Start

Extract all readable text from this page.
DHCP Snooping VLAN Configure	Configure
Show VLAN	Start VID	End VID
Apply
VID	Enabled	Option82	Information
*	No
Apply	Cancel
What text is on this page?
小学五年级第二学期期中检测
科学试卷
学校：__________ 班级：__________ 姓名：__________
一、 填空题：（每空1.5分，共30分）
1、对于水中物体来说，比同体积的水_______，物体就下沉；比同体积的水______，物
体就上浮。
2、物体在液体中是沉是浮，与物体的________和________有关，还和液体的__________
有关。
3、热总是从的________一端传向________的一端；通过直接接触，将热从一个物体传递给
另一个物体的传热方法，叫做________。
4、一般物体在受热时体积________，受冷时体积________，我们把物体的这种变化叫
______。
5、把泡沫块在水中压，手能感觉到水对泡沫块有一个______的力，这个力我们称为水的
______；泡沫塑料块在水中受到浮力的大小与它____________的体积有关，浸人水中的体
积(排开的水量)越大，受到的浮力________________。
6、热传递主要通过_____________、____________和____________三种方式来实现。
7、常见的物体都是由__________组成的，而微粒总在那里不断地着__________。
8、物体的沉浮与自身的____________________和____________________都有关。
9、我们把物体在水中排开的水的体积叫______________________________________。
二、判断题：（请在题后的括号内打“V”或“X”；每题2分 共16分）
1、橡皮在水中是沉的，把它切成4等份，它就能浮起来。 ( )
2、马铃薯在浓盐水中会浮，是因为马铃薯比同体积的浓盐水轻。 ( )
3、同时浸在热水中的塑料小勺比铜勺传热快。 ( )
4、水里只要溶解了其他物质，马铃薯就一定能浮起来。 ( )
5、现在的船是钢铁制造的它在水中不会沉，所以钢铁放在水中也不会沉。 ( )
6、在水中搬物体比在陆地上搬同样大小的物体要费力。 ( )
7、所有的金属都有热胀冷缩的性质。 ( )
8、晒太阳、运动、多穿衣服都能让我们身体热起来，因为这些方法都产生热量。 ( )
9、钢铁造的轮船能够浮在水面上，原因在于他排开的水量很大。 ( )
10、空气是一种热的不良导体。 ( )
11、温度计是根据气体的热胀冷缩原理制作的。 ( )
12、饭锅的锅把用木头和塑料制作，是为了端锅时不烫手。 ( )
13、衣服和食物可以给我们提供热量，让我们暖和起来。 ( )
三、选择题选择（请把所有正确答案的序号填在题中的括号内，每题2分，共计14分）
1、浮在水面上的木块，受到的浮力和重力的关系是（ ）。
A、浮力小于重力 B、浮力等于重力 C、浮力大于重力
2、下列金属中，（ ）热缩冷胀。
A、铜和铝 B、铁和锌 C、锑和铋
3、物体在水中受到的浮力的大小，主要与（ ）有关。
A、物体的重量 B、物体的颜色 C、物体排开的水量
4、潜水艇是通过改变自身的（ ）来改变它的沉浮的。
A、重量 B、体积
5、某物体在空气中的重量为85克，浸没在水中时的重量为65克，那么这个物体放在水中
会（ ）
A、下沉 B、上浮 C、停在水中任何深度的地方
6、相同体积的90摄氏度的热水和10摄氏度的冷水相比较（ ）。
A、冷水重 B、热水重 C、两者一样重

End

Repeat the data verbatim.

__FULL OUTPUT__:
Extract all readable text from this page.
DHCP Snooping VLAN Configure	Configure
Show VLAN	Start VID	End VID
Apply
VID	Enabled	Option82	Information
*	No
Apply	Cancel
What text is on this page?
小学五年级第二学期期中检测
科学试卷
学校：__________ 班级：__________ 姓名：__________
一、 填空题：（每空1.5分，共30分）
1、对于水中物体来说，比同体积的水_______，物体就下沉；比同体积的水______，物
体就上浮。
2、物体在液体中是沉是浮，与物体的________和________有关，还和液体的__________
有关。
3、热总是从的________一端传向________的一端；通过直接接触，将热从一个物体传递给
另一个物体的传热方法，叫做________。
4、一般物体在受热时体积________，受冷时体积________，我们把物体的这种变化叫
______。
5、把泡沫块在水中压，手能感觉到水对泡沫块有一个______的力，这个力我们称为水的
______；泡沫塑料块在水中受到浮力的大小与它____________的体积有关，浸人水中的体
积(排开的水量)越大，受到的浮力________________。
6、热传递主要通过_____________、____________和____________三种方式来实现。
7、常见的物体都是由__________组成的，而微粒总在那里不断地着__________。
8、物体的沉浮与自身的____________________和____________________都有关。
9、我们把物体在水中排开的水的体积叫______________________________________。
二、判断题：（请在题后的括号内打“V”或“X”；每题2分 共16分）
1、橡皮在水中是沉的，把它切成4等份，它就能浮起来。 ( )
2、马铃薯在浓盐水中会浮，是因为马铃薯比同体积的浓盐水轻。 ( )
3、同时浸在热水中的塑料小勺比铜勺传热快。 ( )
4、水里只要溶解了其他物质，马铃薯就一定能浮起来。 ( )
5、现在的船是钢铁制造的它在水中不会沉，所以钢铁放在水中也不会沉。 ( )
6、在水中搬物体比在陆地上搬同样大小的物体要费力。 ( )
7、所有的金属都有热胀冷缩的性质。 ( )
8、晒太阳、运动、多穿衣服都能让我们身体热起来，因为这些方法都产生热量。 ( )
9、钢铁造的轮船能够浮在水面上，原因在于他排开的水量很大。 ( )
10、空气是一种热的不良导体。 ( )
11、温度计是根据气体的热胀冷缩原理制作的。 ( )
12、饭锅的锅把用木头和塑料制作，是为了端锅时不烫手。 ( )
13、衣服和食物可以给我们提供热量，让我们暖和起来。 ( )
三、选择题选择（请把所有正确答案的序号填在题中的括号内，每题2分，共计14分）
1、浮在水面上的木块，受到的浮力和重力的关系是（ ）。
A、浮力小于重力 B、浮力等于重力 C、浮力大于重力
2、下列金属中，（ ）热缩冷胀。
A、铜和铝 B、铁和锌 C、锑和铋
3、物体在水中受到的浮力的大小，主要与（ ）有关。
A、物体的重量 B、物体的颜色 C、物体排开的水量
4、潜水艇是通过改变自身的（ ）来改变它的沉浮的。
A、重量 B、体积
5、某物体在空气中的重量为85克，浸没在水中时的重量为65克，那么这个物体放在水中
会（ ）
A、下沉 B、上浮 C、停在水中任何深度的地方
6、相同体积的90摄氏度的热水和10摄氏度的冷水相比较（ ）。
A、冷水重 B、热水重 C、两者一样重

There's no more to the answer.